# Your objective:
Return every record below exactly as written, but leave out the pictures.

# Source records:
★ ★ ★ ★ ★
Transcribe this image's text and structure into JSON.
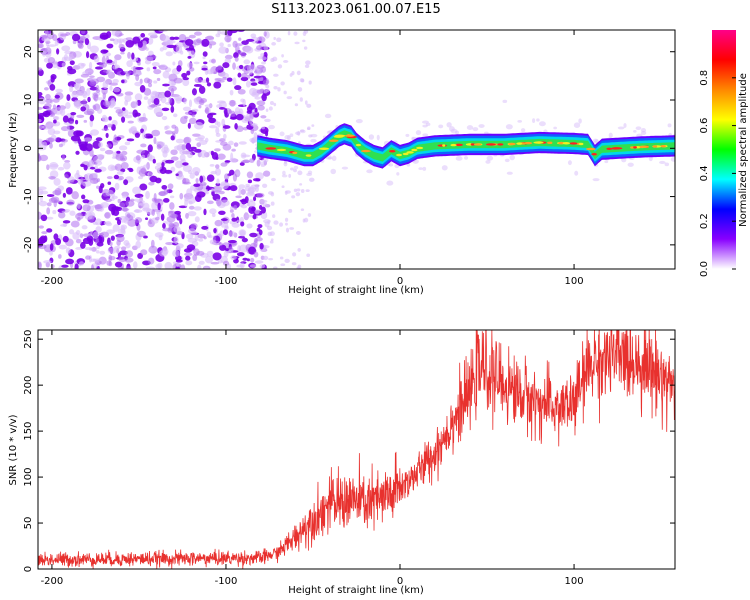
{
  "title": "S113.2023.061.00.07.E15",
  "chart_data": [
    {
      "type": "heatmap",
      "xlabel": "Height of straight line (km)",
      "ylabel": "Frequency (Hz)",
      "xlim": [
        -208,
        158
      ],
      "ylim": [
        -25,
        24.5
      ],
      "x_ticks": [
        -200,
        -100,
        0,
        100
      ],
      "y_ticks": [
        -20,
        -10,
        0,
        10,
        20
      ],
      "colorbar": {
        "label": "Normalized spectral amplitude",
        "range": [
          0,
          1
        ],
        "ticks": [
          "0.0",
          "0.2",
          "0.4",
          "0.6",
          "0.8"
        ],
        "colors": [
          "#ffffff",
          "#8800ff",
          "#0000ff",
          "#00ffff",
          "#00ff00",
          "#ffff00",
          "#ff8800",
          "#ff0000",
          "#ff0088"
        ]
      },
      "noise_region": {
        "x_start": -208,
        "x_end": -80
      },
      "ridge": {
        "x": [
          -82,
          -75,
          -65,
          -55,
          -50,
          -45,
          -40,
          -35,
          -32,
          -28,
          -25,
          -20,
          -15,
          -10,
          -5,
          0,
          5,
          10,
          20,
          40,
          60,
          80,
          100,
          108,
          112,
          116,
          125,
          140,
          158
        ],
        "freq": [
          0.5,
          0,
          -0.5,
          -1.5,
          -1.5,
          -0.5,
          1,
          2.5,
          3,
          2.5,
          1,
          -0.5,
          -1.5,
          -2,
          -0.5,
          -1.5,
          -1,
          0,
          0.5,
          0.8,
          0.8,
          1.2,
          1.0,
          0.8,
          -1.5,
          -0.2,
          0,
          0.3,
          0.5
        ]
      }
    },
    {
      "type": "line",
      "xlabel": "Height of straight line (km)",
      "ylabel": "SNR (10 * v/v)",
      "xlim": [
        -208,
        158
      ],
      "ylim": [
        0,
        260
      ],
      "x_ticks": [
        -200,
        -100,
        0,
        100
      ],
      "y_ticks": [
        0,
        50,
        100,
        150,
        200,
        250
      ],
      "color": "#e8312e",
      "trend": {
        "x": [
          -208,
          -80,
          -70,
          -60,
          -50,
          -40,
          -30,
          -20,
          -10,
          0,
          10,
          20,
          30,
          40,
          45,
          50,
          60,
          70,
          80,
          90,
          100,
          105,
          110,
          120,
          130,
          140,
          150,
          158
        ],
        "y": [
          10,
          12,
          18,
          35,
          55,
          70,
          75,
          72,
          75,
          88,
          105,
          125,
          160,
          190,
          220,
          215,
          200,
          190,
          180,
          175,
          180,
          205,
          225,
          230,
          230,
          225,
          210,
          200
        ]
      }
    }
  ]
}
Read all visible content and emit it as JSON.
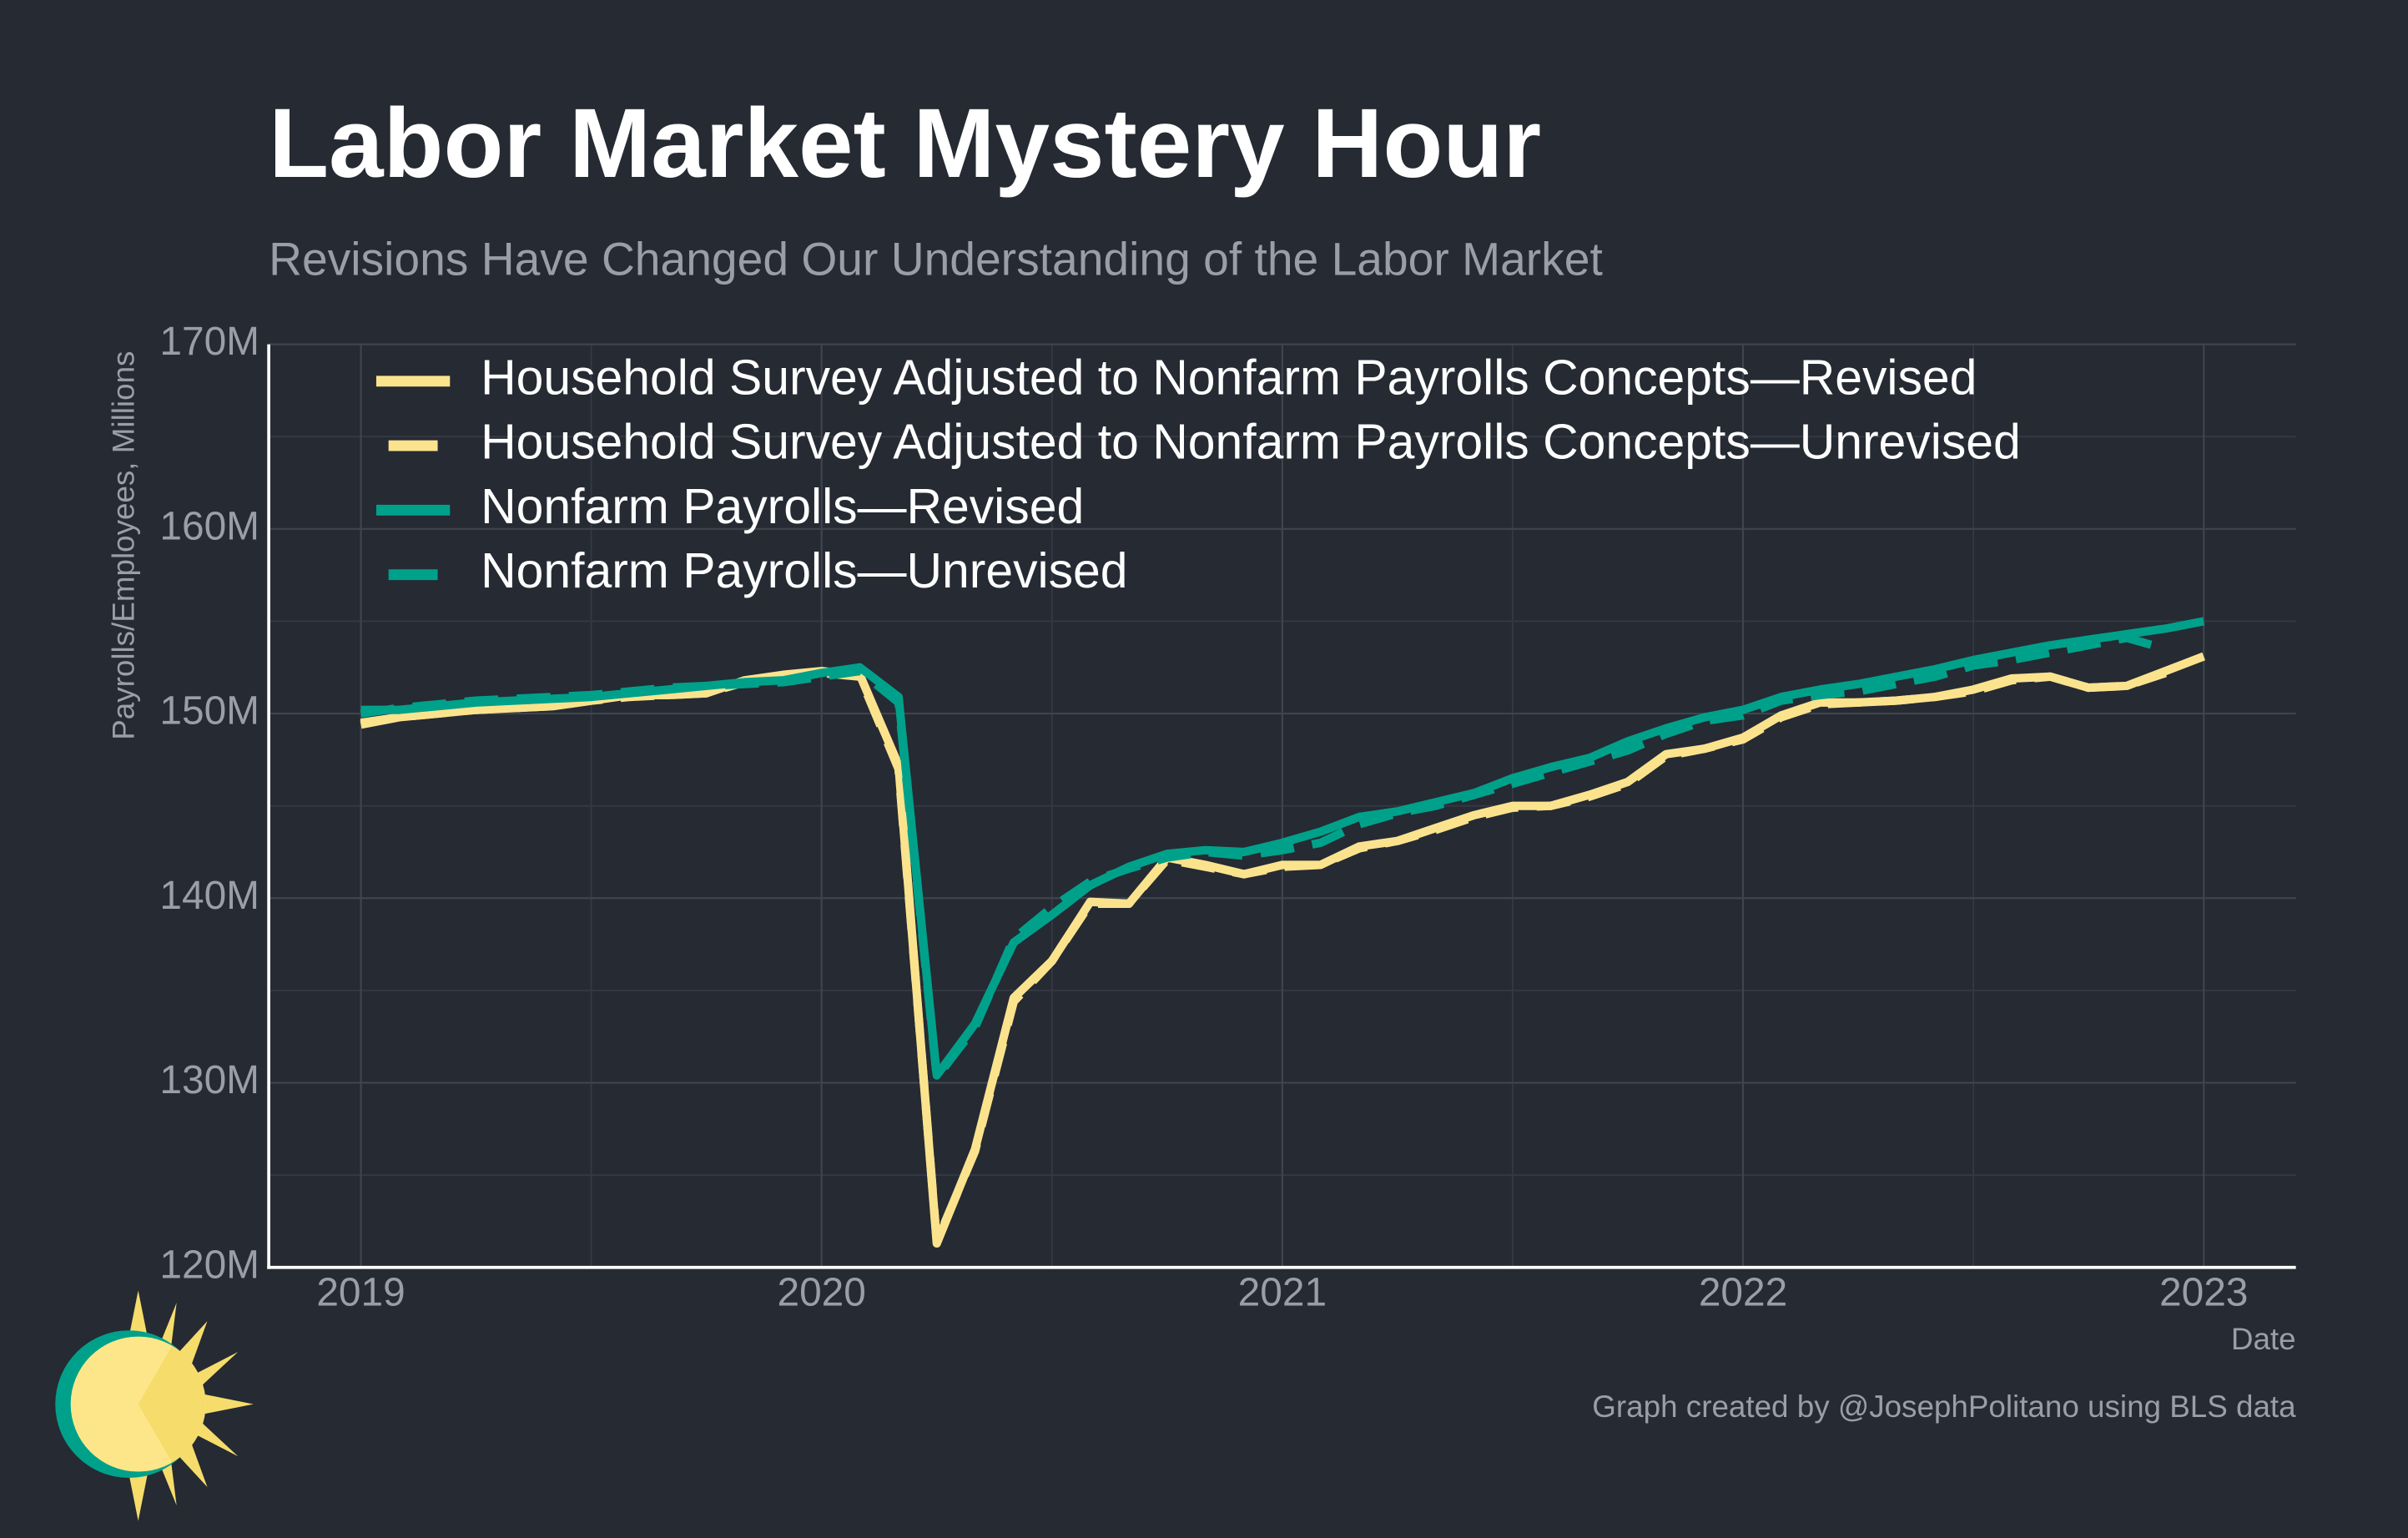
★ ★ ★ ★ ★
# In response:
Transcribe this image's text and structure into JSON.
{
  "title": "S113.2023.061.00.07.E15",
  "chart_data": [
    {
      "type": "heatmap",
      "xlabel": "Height of straight line (km)",
      "ylabel": "Frequency (Hz)",
      "xlim": [
        -208,
        158
      ],
      "ylim": [
        -25,
        24.5
      ],
      "x_ticks": [
        -200,
        -100,
        0,
        100
      ],
      "y_ticks": [
        -20,
        -10,
        0,
        10,
        20
      ],
      "colorbar": {
        "label": "Normalized spectral amplitude",
        "range": [
          0,
          1
        ],
        "ticks": [
          "0.0",
          "0.2",
          "0.4",
          "0.6",
          "0.8"
        ],
        "colors": [
          "#ffffff",
          "#8800ff",
          "#0000ff",
          "#00ffff",
          "#00ff00",
          "#ffff00",
          "#ff8800",
          "#ff0000",
          "#ff0088"
        ]
      },
      "noise_region": {
        "x_start": -208,
        "x_end": -80
      },
      "ridge": {
        "x": [
          -82,
          -75,
          -65,
          -55,
          -50,
          -45,
          -40,
          -35,
          -32,
          -28,
          -25,
          -20,
          -15,
          -10,
          -5,
          0,
          5,
          10,
          20,
          40,
          60,
          80,
          100,
          108,
          112,
          116,
          125,
          140,
          158
        ],
        "freq": [
          0.5,
          0,
          -0.5,
          -1.5,
          -1.5,
          -0.5,
          1,
          2.5,
          3,
          2.5,
          1,
          -0.5,
          -1.5,
          -2,
          -0.5,
          -1.5,
          -1,
          0,
          0.5,
          0.8,
          0.8,
          1.2,
          1.0,
          0.8,
          -1.5,
          -0.2,
          0,
          0.3,
          0.5
        ]
      }
    },
    {
      "type": "line",
      "xlabel": "Height of straight line (km)",
      "ylabel": "SNR (10 * v/v)",
      "xlim": [
        -208,
        158
      ],
      "ylim": [
        0,
        260
      ],
      "x_ticks": [
        -200,
        -100,
        0,
        100
      ],
      "y_ticks": [
        0,
        50,
        100,
        150,
        200,
        250
      ],
      "color": "#e8312e",
      "trend": {
        "x": [
          -208,
          -80,
          -70,
          -60,
          -50,
          -40,
          -30,
          -20,
          -10,
          0,
          10,
          20,
          30,
          40,
          45,
          50,
          60,
          70,
          80,
          90,
          100,
          105,
          110,
          120,
          130,
          140,
          150,
          158
        ],
        "y": [
          10,
          12,
          18,
          35,
          55,
          70,
          75,
          72,
          75,
          88,
          105,
          125,
          160,
          190,
          220,
          215,
          200,
          190,
          180,
          175,
          180,
          205,
          225,
          230,
          230,
          225,
          210,
          200
        ]
      }
    }
  ]
}
Read all visible content and emit it as JSON.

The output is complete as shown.